Problem requirements: In the listing, locate the line containing "Extract all readable text from this page.", then quote it and all following lines exactly. Omit pictures.

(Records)
******************************

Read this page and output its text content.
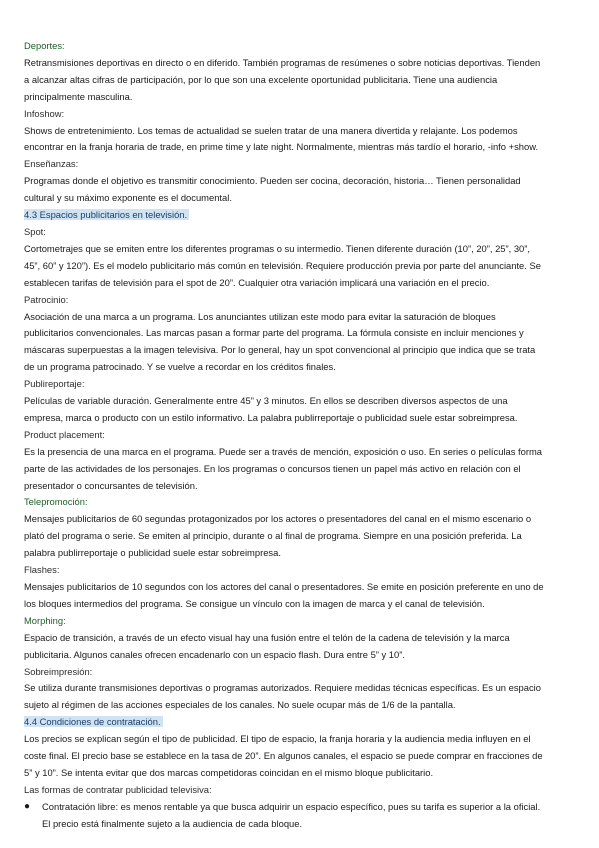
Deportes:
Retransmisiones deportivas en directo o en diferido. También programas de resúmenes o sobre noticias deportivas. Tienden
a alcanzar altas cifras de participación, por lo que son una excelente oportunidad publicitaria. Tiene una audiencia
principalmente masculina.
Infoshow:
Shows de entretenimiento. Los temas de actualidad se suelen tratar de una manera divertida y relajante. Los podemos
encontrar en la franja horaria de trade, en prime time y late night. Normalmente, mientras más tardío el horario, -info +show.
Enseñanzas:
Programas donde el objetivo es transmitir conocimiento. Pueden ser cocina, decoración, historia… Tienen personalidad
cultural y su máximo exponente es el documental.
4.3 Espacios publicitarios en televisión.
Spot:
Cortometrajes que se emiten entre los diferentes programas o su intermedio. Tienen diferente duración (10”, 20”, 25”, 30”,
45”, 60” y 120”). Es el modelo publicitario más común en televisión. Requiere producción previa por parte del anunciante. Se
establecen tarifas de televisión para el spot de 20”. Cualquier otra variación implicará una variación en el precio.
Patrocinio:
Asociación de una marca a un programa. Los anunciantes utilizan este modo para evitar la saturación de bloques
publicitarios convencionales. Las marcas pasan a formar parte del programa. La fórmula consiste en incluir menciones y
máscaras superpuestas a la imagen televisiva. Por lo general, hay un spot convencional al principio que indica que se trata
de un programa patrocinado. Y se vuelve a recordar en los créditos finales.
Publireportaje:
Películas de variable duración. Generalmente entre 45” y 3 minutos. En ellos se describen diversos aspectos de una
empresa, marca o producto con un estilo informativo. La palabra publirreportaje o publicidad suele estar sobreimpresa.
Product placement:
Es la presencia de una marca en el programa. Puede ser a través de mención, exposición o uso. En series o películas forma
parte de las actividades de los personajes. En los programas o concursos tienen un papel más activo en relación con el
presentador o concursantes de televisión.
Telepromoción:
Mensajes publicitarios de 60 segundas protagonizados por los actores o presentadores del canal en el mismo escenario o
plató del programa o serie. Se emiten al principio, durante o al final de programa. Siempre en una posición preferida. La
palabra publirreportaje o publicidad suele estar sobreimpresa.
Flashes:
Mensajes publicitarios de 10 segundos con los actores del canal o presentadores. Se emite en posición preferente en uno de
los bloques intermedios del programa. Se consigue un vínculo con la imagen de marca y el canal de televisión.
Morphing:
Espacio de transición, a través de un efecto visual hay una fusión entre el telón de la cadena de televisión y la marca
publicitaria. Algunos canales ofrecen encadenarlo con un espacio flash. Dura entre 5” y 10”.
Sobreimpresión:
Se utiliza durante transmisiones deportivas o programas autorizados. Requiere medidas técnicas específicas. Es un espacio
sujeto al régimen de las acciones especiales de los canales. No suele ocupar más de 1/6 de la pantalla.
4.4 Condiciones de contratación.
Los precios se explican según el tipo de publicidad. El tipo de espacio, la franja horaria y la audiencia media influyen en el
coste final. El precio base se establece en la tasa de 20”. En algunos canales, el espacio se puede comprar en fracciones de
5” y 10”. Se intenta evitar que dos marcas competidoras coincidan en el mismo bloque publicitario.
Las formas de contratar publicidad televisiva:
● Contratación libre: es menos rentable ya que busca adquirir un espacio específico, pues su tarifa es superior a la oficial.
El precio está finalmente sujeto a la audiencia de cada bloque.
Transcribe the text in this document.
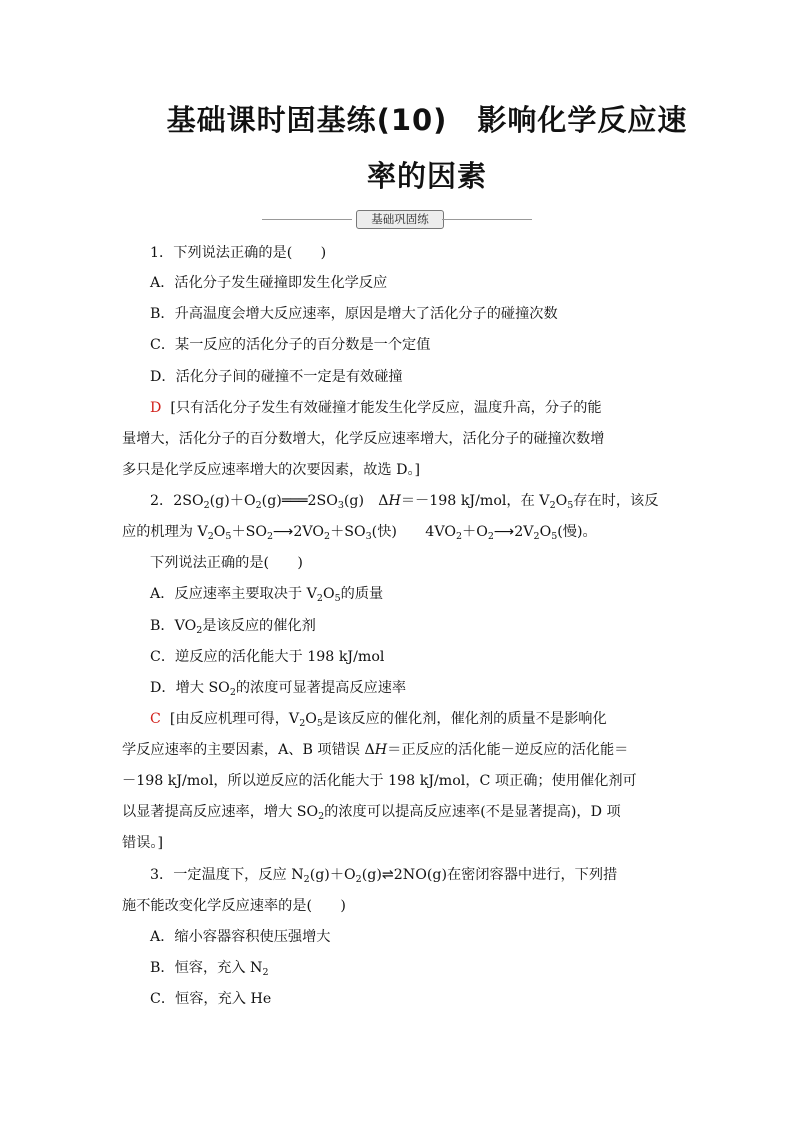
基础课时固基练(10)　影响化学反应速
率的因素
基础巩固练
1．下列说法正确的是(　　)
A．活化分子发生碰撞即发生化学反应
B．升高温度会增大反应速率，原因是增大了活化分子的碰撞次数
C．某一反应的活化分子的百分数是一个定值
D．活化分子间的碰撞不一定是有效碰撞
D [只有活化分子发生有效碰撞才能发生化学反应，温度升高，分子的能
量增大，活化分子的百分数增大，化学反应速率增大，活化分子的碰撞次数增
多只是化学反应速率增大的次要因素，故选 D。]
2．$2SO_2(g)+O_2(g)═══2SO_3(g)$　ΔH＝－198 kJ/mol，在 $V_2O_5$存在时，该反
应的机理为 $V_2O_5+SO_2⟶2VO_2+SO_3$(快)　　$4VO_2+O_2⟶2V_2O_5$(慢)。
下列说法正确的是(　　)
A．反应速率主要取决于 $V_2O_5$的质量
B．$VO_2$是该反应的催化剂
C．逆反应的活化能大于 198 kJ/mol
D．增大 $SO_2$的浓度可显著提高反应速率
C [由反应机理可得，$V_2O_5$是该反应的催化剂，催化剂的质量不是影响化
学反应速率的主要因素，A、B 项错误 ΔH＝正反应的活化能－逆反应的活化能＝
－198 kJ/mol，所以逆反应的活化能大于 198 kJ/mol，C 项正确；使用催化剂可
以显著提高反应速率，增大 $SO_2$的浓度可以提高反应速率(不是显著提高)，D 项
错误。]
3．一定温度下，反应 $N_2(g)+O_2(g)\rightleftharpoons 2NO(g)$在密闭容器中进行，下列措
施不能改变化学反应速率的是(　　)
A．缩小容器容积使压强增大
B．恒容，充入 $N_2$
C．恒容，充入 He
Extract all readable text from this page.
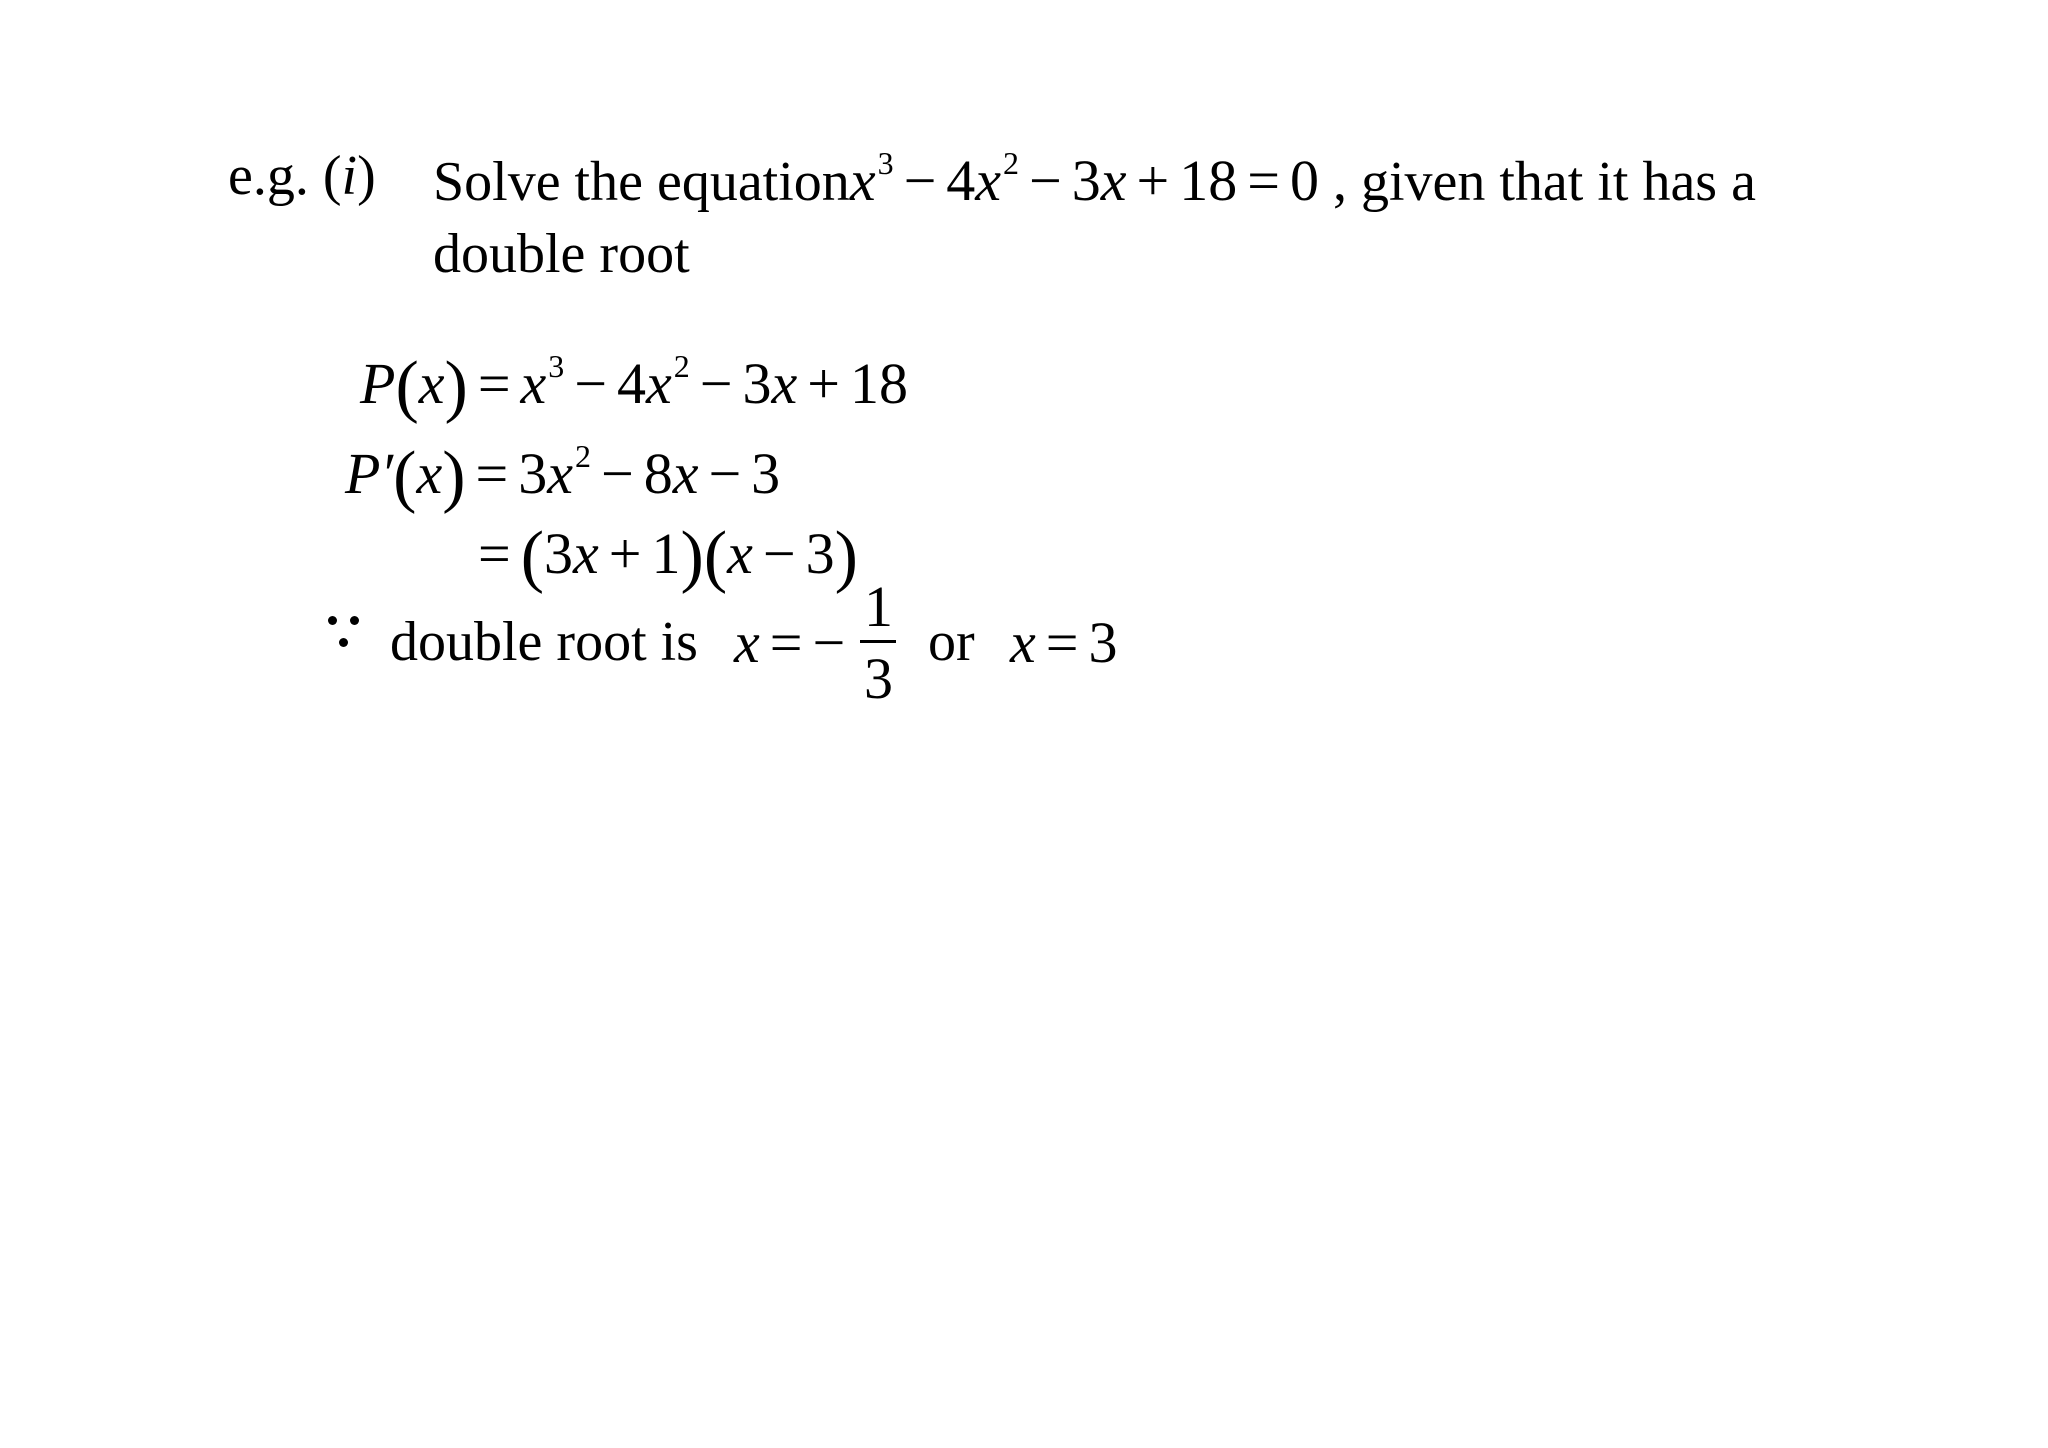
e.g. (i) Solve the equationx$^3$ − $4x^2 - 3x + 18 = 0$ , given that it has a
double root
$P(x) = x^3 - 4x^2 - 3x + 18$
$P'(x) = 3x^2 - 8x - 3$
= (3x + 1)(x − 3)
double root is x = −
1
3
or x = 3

******************************

Final result:
Extract all readable text from this page.
e.g. (i) Solve the equationx$^3$ − $4x^2 - 3x + 18 = 0$ , given that it has a
double root
$P(x) = x^3 - 4x^2 - 3x + 18$
$P'(x) = 3x^2 - 8x - 3$
= (3x + 1)(x − 3)
double root is x = −
1
3
or x = 3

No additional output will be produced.